Given request:
Using the listing below, extract each line that has the word "true" in it.

Collection entries:
Start

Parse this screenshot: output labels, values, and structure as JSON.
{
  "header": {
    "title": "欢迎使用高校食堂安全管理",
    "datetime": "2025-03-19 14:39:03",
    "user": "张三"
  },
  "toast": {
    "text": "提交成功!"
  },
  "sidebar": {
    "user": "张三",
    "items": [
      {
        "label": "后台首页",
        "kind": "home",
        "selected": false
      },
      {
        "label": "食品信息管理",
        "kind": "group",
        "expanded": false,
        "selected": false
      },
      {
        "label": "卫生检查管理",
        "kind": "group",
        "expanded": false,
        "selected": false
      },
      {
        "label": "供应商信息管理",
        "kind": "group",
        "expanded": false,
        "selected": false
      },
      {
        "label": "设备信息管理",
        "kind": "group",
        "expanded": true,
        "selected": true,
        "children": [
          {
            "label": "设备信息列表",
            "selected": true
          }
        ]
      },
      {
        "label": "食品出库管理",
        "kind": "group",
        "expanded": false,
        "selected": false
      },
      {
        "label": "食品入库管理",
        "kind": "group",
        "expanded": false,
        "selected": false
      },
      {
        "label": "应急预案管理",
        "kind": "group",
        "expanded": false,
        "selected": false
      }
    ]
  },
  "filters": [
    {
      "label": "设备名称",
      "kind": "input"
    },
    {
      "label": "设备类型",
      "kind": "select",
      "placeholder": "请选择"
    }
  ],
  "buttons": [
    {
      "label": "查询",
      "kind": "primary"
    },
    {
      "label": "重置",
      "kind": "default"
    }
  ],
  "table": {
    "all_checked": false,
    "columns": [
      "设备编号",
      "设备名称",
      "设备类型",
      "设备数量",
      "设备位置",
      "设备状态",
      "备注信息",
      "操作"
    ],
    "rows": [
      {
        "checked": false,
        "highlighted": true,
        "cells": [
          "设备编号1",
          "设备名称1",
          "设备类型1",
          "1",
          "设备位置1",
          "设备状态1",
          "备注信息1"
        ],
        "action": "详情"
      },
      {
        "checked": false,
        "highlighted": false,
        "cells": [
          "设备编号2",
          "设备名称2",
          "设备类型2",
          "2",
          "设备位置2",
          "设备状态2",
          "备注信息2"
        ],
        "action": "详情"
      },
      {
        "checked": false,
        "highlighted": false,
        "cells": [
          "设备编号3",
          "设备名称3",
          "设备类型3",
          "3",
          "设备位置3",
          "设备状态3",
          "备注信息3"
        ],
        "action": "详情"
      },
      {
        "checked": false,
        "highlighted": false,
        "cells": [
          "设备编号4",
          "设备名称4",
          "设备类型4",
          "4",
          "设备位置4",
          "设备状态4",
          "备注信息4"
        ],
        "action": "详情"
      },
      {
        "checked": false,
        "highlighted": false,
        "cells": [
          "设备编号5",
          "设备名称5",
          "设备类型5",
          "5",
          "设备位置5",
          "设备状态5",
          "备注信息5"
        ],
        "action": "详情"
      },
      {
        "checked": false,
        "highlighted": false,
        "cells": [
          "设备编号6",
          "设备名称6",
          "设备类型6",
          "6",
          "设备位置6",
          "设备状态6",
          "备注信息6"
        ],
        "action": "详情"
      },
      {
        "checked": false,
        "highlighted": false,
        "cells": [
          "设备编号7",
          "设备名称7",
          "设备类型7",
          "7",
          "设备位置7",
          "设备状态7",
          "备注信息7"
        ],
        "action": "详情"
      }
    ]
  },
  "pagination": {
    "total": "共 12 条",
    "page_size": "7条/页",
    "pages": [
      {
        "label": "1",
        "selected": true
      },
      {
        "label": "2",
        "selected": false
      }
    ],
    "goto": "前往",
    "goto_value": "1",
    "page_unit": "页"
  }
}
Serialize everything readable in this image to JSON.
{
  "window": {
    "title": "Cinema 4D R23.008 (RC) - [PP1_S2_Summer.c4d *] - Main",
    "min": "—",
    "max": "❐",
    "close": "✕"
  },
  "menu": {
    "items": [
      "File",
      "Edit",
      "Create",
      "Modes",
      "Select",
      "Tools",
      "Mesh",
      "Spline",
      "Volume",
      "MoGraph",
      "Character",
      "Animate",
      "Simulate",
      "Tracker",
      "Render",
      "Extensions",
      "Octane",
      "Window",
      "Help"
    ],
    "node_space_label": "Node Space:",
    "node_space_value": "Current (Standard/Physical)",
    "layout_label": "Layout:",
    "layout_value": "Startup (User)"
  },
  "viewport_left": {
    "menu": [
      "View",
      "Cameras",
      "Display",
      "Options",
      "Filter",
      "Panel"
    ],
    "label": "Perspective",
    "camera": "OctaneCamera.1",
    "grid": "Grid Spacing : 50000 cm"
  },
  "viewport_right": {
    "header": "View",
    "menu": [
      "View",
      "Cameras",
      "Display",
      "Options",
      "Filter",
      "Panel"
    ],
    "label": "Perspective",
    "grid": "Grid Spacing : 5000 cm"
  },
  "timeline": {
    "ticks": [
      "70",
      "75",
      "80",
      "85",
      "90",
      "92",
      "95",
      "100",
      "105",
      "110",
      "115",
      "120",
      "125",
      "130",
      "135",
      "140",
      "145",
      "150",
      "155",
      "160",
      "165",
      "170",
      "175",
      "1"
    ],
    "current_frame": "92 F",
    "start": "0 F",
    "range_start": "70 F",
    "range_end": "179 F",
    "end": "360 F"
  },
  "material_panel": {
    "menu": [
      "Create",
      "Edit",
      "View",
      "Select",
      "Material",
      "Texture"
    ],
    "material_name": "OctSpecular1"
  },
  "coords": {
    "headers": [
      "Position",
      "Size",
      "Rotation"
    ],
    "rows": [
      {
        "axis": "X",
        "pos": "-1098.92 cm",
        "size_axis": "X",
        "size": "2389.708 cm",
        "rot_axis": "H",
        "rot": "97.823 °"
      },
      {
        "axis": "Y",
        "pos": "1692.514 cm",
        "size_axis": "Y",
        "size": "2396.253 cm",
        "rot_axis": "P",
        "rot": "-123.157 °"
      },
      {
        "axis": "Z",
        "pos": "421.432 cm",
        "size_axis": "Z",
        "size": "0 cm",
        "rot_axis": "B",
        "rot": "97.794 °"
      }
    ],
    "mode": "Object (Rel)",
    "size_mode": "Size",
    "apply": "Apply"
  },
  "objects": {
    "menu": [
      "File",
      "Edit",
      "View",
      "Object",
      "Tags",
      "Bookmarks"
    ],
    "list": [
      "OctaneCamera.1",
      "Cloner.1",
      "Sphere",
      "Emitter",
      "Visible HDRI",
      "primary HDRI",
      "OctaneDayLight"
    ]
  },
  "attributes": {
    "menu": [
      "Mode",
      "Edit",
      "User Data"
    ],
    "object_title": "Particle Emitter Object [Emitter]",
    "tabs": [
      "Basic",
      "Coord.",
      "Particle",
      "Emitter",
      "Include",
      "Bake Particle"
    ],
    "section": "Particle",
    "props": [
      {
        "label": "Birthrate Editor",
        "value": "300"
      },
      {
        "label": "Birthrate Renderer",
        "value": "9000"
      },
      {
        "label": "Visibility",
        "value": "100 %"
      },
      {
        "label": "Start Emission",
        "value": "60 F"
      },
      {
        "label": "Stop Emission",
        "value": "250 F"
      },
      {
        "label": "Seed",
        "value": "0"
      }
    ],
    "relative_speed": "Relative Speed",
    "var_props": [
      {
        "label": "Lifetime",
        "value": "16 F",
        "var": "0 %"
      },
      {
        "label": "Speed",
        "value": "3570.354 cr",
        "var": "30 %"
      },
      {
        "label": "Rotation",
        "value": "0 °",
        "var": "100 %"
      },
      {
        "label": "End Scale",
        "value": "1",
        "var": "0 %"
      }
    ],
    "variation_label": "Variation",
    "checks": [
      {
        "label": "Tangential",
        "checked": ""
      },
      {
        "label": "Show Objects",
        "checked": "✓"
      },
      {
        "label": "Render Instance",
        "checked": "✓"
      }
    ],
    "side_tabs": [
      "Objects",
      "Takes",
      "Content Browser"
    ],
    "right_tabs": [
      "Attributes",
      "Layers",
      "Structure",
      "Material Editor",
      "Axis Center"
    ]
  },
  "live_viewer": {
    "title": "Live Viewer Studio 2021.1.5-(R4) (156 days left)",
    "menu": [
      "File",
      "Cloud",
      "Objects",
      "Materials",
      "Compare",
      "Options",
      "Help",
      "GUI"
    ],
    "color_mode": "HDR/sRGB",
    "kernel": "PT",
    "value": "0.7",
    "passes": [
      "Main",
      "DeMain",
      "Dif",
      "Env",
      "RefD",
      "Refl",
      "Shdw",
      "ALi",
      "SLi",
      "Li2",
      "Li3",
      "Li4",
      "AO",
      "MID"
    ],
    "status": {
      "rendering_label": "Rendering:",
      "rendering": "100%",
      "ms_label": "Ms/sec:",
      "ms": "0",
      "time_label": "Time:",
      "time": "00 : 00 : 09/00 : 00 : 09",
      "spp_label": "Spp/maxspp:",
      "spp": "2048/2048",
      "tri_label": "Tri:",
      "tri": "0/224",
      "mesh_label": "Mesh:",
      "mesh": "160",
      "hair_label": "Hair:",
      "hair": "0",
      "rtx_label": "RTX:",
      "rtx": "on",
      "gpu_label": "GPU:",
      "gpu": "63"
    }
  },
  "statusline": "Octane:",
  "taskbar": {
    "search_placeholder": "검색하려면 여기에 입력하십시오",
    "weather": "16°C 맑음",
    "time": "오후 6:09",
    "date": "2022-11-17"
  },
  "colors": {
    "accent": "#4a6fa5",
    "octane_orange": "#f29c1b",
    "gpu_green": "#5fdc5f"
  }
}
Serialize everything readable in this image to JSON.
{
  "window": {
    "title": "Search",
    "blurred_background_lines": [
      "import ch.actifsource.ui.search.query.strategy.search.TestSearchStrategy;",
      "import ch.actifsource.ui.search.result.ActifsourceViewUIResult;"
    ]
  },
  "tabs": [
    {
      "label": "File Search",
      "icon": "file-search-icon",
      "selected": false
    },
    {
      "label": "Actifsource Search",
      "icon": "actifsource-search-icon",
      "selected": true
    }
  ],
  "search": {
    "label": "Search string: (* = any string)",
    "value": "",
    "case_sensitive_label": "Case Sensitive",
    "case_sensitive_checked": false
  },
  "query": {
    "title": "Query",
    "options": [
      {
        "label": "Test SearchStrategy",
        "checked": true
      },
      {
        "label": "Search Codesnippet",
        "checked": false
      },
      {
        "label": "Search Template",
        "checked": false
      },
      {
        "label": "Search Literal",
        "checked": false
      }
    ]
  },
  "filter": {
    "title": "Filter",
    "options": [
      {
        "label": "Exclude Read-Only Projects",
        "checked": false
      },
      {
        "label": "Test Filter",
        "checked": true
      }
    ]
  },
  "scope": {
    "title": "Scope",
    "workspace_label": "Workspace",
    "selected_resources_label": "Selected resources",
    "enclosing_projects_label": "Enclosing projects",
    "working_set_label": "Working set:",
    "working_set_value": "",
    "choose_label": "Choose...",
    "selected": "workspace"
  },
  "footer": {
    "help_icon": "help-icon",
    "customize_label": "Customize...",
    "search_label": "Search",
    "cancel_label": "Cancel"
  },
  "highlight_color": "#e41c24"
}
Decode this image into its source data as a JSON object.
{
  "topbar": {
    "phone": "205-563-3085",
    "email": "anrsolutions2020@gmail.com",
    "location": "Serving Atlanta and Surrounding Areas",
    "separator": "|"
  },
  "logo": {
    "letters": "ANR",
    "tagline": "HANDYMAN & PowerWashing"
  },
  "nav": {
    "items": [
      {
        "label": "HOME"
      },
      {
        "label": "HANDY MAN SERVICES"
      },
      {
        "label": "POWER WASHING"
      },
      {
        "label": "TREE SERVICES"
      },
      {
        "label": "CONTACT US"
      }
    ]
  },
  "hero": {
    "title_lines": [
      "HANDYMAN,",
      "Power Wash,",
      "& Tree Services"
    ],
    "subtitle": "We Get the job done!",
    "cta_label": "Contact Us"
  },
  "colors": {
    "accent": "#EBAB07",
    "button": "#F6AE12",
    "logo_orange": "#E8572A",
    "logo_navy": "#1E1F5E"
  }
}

End

Response to the task:
        "expanded": true,
        "selected": true,
            "selected": true
        "highlighted": true,
        "selected": true
      "selected": true
        "checked": true
        "checked": true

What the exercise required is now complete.